**TASK BRIEF:** Omit every image, and transcribe the remaining entries exactly as given.
----------
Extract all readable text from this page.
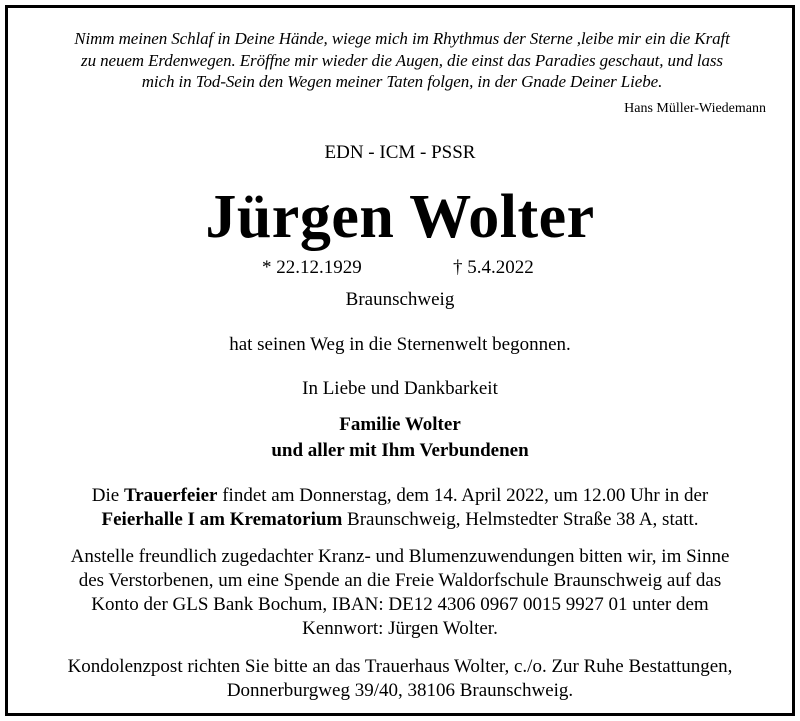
Nimm meinen Schlaf in Deine Hände, wiege mich im Rhythmus der Sterne ,leibe mir ein die Kraft
zu neuem Erdenwegen. Eröffne mir wieder die Augen, die einst das Paradies geschaut, und lass
mich in Tod-Sein den Wegen meiner Taten folgen, in der Gnade Deiner Liebe.
Hans Müller-Wiedemann
EDN - ICM - PSSR
Jürgen Wolter
* 22.12.1929	† 5.4.2022
Braunschweig
hat seinen Weg in die Sternenwelt begonnen.
In Liebe und Dankbarkeit
Familie Wolter
und aller mit Ihm Verbundenen
Die Trauerfeier findet am Donnerstag, dem 14. April 2022, um 12.00 Uhr in der
Feierhalle I am Krematorium Braunschweig, Helmstedter Straße 38 A, statt.
Anstelle freundlich zugedachter Kranz- und Blumenzuwendungen bitten wir, im Sinne
des Verstorbenen, um eine Spende an die Freie Waldorfschule Braunschweig auf das
Konto der GLS Bank Bochum, IBAN: DE12 4306 0967 0015 9927 01 unter dem
Kennwort: Jürgen Wolter.
Kondolenzpost richten Sie bitte an das Trauerhaus Wolter, c./o. Zur Ruhe Bestattungen,
Donnerburgweg 39/40, 38106 Braunschweig.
----------
**CORRECT RESULT:**
Extract all readable text from this page.
Nimm meinen Schlaf in Deine Hände, wiege mich im Rhythmus der Sterne ,leibe mir ein die Kraft
zu neuem Erdenwegen. Eröffne mir wieder die Augen, die einst das Paradies geschaut, und lass
mich in Tod-Sein den Wegen meiner Taten folgen, in der Gnade Deiner Liebe.
Hans Müller-Wiedemann
EDN - ICM - PSSR
Jürgen Wolter
* 22.12.1929	† 5.4.2022
Braunschweig
hat seinen Weg in die Sternenwelt begonnen.
In Liebe und Dankbarkeit
Familie Wolter
und aller mit Ihm Verbundenen
Die Trauerfeier findet am Donnerstag, dem 14. April 2022, um 12.00 Uhr in der
Feierhalle I am Krematorium Braunschweig, Helmstedter Straße 38 A, statt.
Anstelle freundlich zugedachter Kranz- und Blumenzuwendungen bitten wir, im Sinne
des Verstorbenen, um eine Spende an die Freie Waldorfschule Braunschweig auf das
Konto der GLS Bank Bochum, IBAN: DE12 4306 0967 0015 9927 01 unter dem
Kennwort: Jürgen Wolter.
Kondolenzpost richten Sie bitte an das Trauerhaus Wolter, c./o. Zur Ruhe Bestattungen,
Donnerburgweg 39/40, 38106 Braunschweig.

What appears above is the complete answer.